Extracted data entries:
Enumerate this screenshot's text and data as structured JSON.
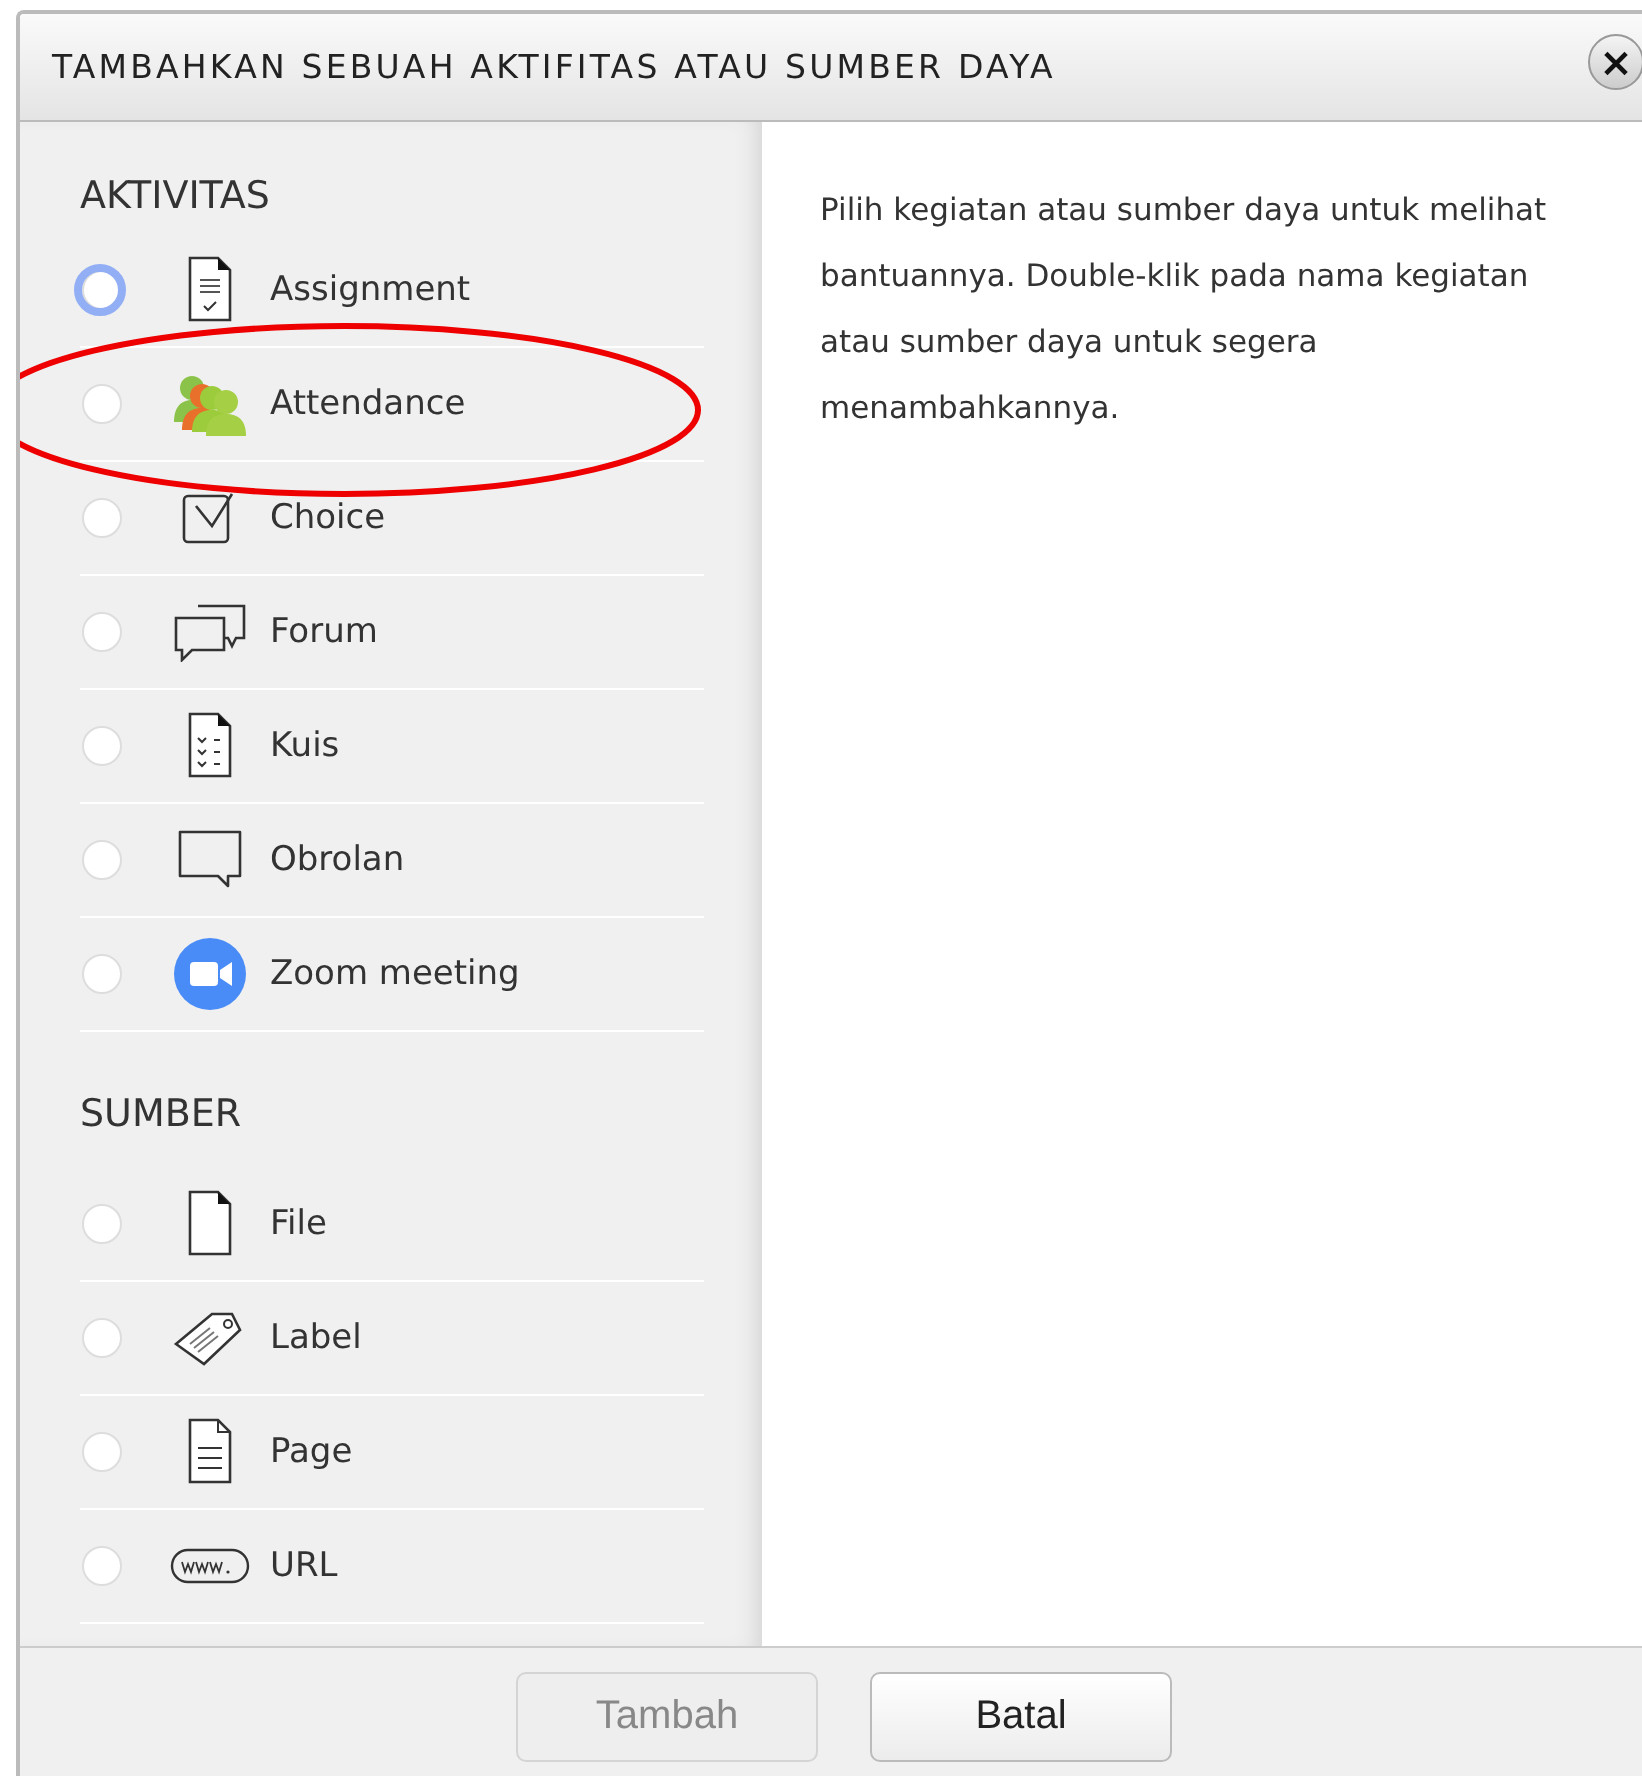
{
  "dialog": {
    "title": "TAMBAHKAN SEBUAH AKTIFITAS ATAU SUMBER DAYA",
    "close": "×"
  },
  "sections": [
    {
      "heading": "AKTIVITAS",
      "items": [
        {
          "label": "Assignment",
          "kind": "assign",
          "selected": false,
          "focused": true,
          "highlighted": false
        },
        {
          "label": "Attendance",
          "kind": "attendance",
          "selected": false,
          "focused": false,
          "highlighted": true
        },
        {
          "label": "Choice",
          "kind": "choice",
          "selected": false,
          "focused": false,
          "highlighted": false
        },
        {
          "label": "Forum",
          "kind": "forum",
          "selected": false,
          "focused": false,
          "highlighted": false
        },
        {
          "label": "Kuis",
          "kind": "quiz",
          "selected": false,
          "focused": false,
          "highlighted": false
        },
        {
          "label": "Obrolan",
          "kind": "chat",
          "selected": false,
          "focused": false,
          "highlighted": false
        },
        {
          "label": "Zoom meeting",
          "kind": "zoom",
          "selected": false,
          "focused": false,
          "highlighted": false
        }
      ]
    },
    {
      "heading": "SUMBER",
      "items": [
        {
          "label": "File",
          "kind": "file",
          "selected": false,
          "focused": false,
          "highlighted": false
        },
        {
          "label": "Label",
          "kind": "label",
          "selected": false,
          "focused": false,
          "highlighted": false
        },
        {
          "label": "Page",
          "kind": "page",
          "selected": false,
          "focused": false,
          "highlighted": false
        },
        {
          "label": "URL",
          "kind": "url",
          "selected": false,
          "focused": false,
          "highlighted": false
        }
      ]
    }
  ],
  "help": "Pilih kegiatan atau sumber daya untuk melihat bantuannya. Double-klik pada nama kegiatan atau sumber daya untuk segera menambahkannya.",
  "buttons": [
    {
      "label": "Tambah",
      "disabled": true
    },
    {
      "label": "Batal",
      "disabled": false
    }
  ]
}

__SHORT PROBLEM__: Quote the records in their entirety, keeping the wording exact and excluding pictures.

__ANSWER TO THIS EXERCISE__:
Enumerate this screenshot's text and data as structured JSON.
{
  "dialog": {
    "title": "TAMBAHKAN SEBUAH AKTIFITAS ATAU SUMBER DAYA",
    "close": "×"
  },
  "sections": [
    {
      "heading": "AKTIVITAS",
      "items": [
        {
          "label": "Assignment",
          "kind": "assign",
          "selected": false,
          "focused": true,
          "highlighted": false
        },
        {
          "label": "Attendance",
          "kind": "attendance",
          "selected": false,
          "focused": false,
          "highlighted": true
        },
        {
          "label": "Choice",
          "kind": "choice",
          "selected": false,
          "focused": false,
          "highlighted": false
        },
        {
          "label": "Forum",
          "kind": "forum",
          "selected": false,
          "focused": false,
          "highlighted": false
        },
        {
          "label": "Kuis",
          "kind": "quiz",
          "selected": false,
          "focused": false,
          "highlighted": false
        },
        {
          "label": "Obrolan",
          "kind": "chat",
          "selected": false,
          "focused": false,
          "highlighted": false
        },
        {
          "label": "Zoom meeting",
          "kind": "zoom",
          "selected": false,
          "focused": false,
          "highlighted": false
        }
      ]
    },
    {
      "heading": "SUMBER",
      "items": [
        {
          "label": "File",
          "kind": "file",
          "selected": false,
          "focused": false,
          "highlighted": false
        },
        {
          "label": "Label",
          "kind": "label",
          "selected": false,
          "focused": false,
          "highlighted": false
        },
        {
          "label": "Page",
          "kind": "page",
          "selected": false,
          "focused": false,
          "highlighted": false
        },
        {
          "label": "URL",
          "kind": "url",
          "selected": false,
          "focused": false,
          "highlighted": false
        }
      ]
    }
  ],
  "help": "Pilih kegiatan atau sumber daya untuk melihat bantuannya. Double-klik pada nama kegiatan atau sumber daya untuk segera menambahkannya.",
  "buttons": [
    {
      "label": "Tambah",
      "disabled": true
    },
    {
      "label": "Batal",
      "disabled": false
    }
  ]
}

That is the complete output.